** start **

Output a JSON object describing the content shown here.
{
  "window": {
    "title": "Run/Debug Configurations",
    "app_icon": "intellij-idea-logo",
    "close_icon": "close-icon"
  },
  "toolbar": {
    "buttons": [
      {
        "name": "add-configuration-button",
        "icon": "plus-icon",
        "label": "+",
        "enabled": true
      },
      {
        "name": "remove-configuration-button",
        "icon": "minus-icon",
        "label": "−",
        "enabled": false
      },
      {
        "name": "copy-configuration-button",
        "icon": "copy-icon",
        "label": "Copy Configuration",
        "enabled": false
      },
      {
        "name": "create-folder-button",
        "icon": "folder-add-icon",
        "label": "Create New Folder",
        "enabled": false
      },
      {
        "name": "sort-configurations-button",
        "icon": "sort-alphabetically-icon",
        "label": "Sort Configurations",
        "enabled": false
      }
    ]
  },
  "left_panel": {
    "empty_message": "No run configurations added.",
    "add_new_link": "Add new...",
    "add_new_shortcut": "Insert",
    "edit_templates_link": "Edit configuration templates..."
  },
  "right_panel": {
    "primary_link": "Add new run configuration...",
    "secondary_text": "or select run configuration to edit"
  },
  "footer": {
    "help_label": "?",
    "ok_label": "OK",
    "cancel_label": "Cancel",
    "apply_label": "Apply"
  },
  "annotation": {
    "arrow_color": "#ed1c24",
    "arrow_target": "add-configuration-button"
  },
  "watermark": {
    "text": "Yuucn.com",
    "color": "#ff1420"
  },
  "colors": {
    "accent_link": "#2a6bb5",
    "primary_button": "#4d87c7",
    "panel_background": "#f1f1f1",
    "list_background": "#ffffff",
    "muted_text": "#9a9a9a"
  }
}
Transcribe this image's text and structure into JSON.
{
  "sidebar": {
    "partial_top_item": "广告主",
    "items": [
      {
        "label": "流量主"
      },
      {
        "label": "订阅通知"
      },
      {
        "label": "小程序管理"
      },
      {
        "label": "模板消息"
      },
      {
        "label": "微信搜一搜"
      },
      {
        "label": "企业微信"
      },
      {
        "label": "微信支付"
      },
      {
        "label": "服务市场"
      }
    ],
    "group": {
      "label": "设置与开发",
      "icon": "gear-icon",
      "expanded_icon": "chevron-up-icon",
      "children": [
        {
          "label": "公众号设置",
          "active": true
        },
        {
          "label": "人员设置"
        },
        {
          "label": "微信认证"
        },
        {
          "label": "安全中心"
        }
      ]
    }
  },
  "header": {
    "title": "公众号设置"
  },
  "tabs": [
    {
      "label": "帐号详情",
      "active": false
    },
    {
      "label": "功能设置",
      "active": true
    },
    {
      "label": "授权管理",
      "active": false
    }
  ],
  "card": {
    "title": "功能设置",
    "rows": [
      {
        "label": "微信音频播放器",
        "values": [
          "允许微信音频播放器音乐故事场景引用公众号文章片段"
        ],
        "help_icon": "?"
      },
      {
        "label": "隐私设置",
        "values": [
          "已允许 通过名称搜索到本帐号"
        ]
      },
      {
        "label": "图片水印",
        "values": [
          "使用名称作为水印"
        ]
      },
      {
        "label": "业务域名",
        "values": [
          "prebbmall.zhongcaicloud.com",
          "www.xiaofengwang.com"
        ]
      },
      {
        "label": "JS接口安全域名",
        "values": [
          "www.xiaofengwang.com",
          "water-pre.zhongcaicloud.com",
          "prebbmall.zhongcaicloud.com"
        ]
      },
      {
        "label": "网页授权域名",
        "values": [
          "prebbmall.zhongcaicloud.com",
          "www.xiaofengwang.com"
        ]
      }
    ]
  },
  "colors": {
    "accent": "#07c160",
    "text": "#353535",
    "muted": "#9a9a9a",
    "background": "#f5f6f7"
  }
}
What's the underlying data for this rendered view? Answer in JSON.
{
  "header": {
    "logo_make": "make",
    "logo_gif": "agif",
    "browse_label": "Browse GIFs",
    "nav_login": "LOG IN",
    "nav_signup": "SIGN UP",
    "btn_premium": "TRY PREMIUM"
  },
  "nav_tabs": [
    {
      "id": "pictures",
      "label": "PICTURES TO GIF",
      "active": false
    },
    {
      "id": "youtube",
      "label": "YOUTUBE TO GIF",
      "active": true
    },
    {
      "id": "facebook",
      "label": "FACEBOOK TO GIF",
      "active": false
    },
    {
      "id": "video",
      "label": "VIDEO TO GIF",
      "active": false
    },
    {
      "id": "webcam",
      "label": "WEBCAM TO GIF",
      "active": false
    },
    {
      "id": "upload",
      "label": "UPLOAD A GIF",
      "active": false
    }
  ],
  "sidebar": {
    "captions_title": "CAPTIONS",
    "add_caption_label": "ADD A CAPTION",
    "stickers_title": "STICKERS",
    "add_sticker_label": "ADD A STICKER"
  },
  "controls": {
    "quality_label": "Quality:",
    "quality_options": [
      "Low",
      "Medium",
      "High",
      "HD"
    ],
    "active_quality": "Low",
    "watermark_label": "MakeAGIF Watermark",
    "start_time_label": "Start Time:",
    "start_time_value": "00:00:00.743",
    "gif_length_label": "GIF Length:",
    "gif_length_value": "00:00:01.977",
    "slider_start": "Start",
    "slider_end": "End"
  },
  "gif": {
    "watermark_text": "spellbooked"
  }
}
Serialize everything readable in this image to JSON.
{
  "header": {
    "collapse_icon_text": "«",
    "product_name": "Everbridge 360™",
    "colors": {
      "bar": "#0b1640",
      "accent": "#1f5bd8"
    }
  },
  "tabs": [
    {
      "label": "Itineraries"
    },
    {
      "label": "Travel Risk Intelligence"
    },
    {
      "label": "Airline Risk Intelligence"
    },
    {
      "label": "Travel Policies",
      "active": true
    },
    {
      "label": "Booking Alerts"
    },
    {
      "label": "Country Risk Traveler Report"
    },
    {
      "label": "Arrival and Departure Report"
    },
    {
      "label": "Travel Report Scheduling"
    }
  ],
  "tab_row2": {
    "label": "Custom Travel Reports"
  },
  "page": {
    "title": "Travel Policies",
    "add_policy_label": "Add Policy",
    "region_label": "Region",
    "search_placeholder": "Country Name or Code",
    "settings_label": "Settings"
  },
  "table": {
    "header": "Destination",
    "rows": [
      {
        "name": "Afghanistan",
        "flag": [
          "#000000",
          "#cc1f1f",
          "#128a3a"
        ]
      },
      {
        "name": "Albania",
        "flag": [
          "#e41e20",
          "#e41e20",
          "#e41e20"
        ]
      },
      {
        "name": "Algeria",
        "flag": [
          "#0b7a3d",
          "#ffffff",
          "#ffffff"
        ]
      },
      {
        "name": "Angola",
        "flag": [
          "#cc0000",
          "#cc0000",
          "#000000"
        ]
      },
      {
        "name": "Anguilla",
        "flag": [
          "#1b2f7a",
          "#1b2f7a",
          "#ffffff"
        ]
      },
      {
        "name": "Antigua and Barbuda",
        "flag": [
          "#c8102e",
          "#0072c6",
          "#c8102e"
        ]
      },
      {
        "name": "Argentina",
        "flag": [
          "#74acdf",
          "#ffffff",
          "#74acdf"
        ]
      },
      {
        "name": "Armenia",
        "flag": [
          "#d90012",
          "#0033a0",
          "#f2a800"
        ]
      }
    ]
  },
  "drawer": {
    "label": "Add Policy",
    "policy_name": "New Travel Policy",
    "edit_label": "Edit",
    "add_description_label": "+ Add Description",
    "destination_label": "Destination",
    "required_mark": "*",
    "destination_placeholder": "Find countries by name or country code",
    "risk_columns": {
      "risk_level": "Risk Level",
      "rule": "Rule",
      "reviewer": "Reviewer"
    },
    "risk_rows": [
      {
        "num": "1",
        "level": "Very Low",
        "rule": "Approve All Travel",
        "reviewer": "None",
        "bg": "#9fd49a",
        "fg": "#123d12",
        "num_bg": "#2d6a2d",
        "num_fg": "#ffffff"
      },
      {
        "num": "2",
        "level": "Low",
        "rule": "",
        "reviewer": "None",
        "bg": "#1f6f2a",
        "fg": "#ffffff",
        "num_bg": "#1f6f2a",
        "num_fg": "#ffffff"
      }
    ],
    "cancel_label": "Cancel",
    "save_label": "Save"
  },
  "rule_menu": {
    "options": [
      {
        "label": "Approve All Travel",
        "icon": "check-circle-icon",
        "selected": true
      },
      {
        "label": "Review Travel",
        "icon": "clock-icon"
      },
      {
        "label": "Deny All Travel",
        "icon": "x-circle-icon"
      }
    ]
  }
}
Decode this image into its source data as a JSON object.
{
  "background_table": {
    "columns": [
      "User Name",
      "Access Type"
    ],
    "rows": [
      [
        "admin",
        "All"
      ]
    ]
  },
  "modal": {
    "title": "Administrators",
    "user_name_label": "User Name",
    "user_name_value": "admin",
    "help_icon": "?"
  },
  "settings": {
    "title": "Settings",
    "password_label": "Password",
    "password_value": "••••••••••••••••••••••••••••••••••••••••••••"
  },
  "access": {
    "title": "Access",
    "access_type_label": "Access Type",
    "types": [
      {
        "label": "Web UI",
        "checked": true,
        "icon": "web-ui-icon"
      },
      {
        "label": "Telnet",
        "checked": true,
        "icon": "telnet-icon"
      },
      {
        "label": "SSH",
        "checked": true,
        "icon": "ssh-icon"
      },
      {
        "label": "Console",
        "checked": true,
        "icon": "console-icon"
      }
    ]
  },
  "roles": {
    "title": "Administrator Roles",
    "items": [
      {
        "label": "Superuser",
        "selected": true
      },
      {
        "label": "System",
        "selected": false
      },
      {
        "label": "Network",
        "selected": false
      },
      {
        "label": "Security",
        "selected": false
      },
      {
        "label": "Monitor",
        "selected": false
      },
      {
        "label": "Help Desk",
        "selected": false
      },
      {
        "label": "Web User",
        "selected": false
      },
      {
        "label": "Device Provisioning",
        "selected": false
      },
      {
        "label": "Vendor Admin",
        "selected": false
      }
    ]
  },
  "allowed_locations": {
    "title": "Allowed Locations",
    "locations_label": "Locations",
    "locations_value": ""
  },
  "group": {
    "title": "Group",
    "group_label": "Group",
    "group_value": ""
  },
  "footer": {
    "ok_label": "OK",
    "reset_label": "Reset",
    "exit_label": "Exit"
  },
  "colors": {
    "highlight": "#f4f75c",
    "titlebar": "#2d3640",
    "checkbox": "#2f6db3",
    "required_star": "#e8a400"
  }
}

** end **

Every line holding "this" should be copied out.

Transcribe this image's text and structure into JSON.
What's the underlying data for this rendered view? Answer in JSON.
Serialize everything readable in this image to JSON.
Decode this image into its source data as a JSON object.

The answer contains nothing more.